**PROBLEM DESCRIPTION:** Identify each line containing the word "title" and copy it.

★ ★ ★ ★ ★ ★ ★

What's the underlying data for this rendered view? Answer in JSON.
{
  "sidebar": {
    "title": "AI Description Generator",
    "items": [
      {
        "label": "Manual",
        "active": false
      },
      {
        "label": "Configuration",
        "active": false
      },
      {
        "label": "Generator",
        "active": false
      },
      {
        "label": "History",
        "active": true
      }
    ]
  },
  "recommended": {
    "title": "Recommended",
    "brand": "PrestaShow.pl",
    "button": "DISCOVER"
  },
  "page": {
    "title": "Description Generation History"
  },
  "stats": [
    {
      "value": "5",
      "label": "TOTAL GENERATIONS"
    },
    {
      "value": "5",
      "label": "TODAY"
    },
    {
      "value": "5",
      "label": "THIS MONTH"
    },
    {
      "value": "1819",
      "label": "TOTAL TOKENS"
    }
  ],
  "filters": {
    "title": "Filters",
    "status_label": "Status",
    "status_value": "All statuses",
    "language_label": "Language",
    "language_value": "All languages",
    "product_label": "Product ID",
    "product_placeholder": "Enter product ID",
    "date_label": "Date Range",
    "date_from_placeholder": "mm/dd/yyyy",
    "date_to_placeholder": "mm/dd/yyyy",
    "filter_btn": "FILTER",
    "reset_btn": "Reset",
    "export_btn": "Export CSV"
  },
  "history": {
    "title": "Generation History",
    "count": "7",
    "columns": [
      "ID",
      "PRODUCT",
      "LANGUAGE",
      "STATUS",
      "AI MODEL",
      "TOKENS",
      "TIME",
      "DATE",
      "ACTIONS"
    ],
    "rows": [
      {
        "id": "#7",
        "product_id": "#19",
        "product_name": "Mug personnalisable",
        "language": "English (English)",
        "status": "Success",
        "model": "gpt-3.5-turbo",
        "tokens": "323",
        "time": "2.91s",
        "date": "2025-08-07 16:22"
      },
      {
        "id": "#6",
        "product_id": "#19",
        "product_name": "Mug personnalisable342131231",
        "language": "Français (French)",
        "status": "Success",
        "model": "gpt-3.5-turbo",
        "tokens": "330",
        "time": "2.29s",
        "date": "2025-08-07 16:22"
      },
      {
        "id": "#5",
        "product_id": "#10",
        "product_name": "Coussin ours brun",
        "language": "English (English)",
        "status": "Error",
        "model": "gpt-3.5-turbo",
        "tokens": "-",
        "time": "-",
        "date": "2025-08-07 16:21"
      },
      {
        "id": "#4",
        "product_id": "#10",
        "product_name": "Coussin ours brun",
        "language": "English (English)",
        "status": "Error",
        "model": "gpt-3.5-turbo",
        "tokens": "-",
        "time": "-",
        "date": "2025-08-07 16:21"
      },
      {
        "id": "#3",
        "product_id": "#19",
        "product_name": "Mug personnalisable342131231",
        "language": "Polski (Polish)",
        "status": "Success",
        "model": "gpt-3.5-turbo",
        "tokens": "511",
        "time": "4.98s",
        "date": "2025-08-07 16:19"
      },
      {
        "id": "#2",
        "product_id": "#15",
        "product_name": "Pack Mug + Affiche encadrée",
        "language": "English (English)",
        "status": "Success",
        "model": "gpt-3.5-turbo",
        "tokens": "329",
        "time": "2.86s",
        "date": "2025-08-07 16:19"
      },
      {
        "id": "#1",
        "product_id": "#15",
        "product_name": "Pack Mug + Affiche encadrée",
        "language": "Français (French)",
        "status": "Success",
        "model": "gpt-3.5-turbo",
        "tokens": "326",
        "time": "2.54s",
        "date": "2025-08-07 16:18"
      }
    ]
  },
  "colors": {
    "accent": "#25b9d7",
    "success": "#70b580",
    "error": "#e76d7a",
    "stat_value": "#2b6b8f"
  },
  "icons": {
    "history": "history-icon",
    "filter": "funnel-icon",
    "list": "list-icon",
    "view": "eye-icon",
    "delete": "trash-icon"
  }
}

★ ★ ★ ★ ★ ★ ★

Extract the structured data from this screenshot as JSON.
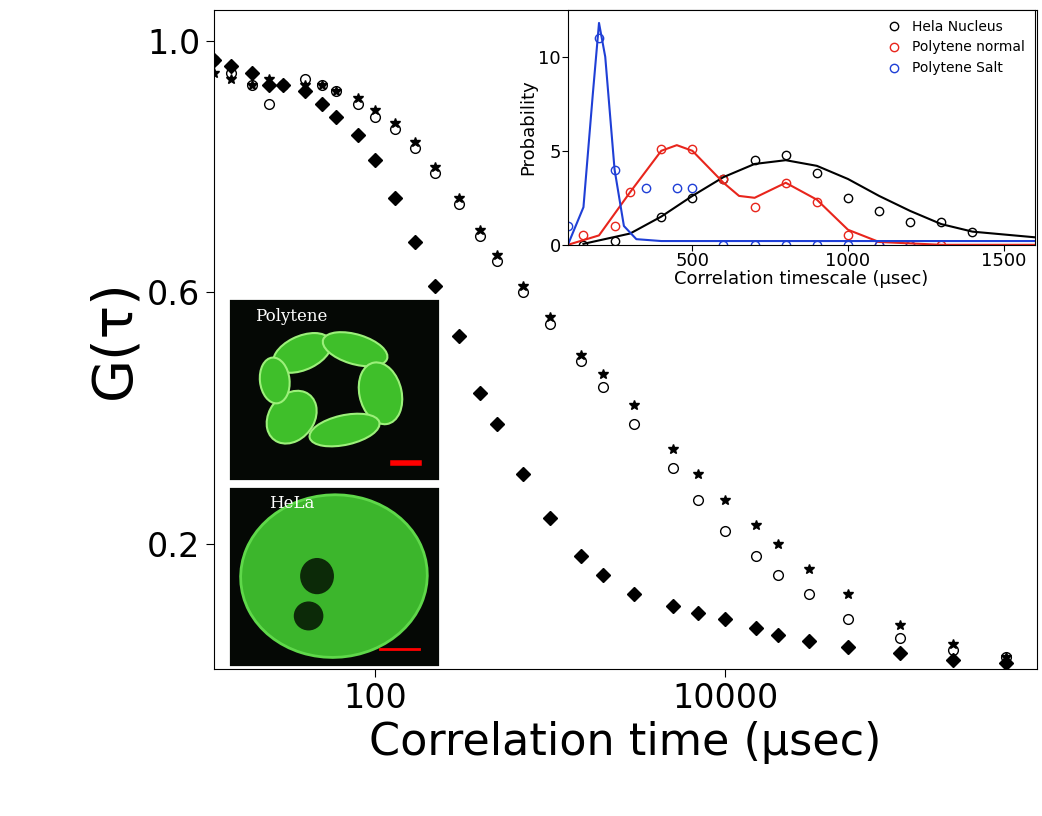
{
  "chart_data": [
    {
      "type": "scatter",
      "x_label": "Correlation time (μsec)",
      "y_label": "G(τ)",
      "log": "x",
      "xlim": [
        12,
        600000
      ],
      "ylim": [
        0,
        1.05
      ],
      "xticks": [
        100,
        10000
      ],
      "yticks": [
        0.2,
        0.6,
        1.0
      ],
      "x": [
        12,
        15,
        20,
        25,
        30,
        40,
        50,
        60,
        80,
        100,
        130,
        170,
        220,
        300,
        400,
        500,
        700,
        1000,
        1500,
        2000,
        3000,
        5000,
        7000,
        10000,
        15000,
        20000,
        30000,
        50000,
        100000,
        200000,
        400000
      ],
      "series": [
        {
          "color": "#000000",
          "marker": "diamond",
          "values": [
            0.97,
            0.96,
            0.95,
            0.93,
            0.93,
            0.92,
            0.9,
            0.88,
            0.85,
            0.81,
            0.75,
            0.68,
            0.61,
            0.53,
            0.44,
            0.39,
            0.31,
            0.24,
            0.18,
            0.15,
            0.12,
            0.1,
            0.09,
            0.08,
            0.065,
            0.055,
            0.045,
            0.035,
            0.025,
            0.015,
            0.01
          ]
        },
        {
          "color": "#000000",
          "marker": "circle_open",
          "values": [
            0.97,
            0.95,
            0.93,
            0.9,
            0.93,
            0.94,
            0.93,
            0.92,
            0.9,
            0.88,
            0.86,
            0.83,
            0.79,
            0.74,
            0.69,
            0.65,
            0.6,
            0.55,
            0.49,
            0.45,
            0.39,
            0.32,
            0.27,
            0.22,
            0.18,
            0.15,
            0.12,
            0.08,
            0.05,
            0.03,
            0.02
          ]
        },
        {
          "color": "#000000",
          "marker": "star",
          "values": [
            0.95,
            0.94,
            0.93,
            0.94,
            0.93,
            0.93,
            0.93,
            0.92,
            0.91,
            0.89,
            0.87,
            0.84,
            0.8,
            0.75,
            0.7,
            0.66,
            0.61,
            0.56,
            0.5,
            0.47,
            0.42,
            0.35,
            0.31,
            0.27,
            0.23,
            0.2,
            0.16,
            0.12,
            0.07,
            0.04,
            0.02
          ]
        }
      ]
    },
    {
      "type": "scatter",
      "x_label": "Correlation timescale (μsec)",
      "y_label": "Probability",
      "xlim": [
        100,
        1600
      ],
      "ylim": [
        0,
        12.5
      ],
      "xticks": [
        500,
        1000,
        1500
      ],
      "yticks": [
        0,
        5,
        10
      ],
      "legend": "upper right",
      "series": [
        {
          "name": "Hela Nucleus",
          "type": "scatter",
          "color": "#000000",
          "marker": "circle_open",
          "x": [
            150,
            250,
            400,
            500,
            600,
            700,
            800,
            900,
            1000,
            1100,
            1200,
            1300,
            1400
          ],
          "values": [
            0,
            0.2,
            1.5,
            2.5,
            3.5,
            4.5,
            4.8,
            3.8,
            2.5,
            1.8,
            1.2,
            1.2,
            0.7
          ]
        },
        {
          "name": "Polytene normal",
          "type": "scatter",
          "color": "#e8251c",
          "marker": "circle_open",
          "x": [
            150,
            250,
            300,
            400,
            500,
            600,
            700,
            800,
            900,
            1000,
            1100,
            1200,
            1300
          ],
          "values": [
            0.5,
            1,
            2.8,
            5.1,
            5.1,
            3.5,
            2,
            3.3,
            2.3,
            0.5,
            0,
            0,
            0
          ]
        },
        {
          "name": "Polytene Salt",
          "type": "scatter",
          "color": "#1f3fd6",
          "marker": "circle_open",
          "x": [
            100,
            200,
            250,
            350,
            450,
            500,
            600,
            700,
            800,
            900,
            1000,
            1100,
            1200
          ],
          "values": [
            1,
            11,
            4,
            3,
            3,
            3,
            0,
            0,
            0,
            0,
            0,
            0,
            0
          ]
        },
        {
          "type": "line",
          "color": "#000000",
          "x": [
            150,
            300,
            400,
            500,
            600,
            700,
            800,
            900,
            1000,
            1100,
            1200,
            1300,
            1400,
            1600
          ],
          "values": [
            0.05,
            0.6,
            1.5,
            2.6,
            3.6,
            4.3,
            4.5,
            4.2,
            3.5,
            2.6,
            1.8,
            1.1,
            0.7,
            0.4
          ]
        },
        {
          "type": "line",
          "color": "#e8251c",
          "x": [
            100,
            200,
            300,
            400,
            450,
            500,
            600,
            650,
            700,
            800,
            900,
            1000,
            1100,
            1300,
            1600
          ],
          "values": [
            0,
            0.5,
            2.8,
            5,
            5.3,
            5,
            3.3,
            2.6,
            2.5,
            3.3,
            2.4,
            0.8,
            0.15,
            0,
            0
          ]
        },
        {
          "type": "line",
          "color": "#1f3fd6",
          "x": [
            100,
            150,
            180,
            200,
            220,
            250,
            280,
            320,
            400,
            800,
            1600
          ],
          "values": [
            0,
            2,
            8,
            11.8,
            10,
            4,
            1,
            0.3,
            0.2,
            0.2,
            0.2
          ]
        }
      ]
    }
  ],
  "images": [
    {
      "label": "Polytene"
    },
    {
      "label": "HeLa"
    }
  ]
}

★ ★ ★ ★ ★ ★ ★

**COMPLETE OUTPUT:**
    "title": "AI Description Generator",
    "title": "Recommended",
    "title": "Description Generation History"
    "title": "Filters",
    "title": "Generation History",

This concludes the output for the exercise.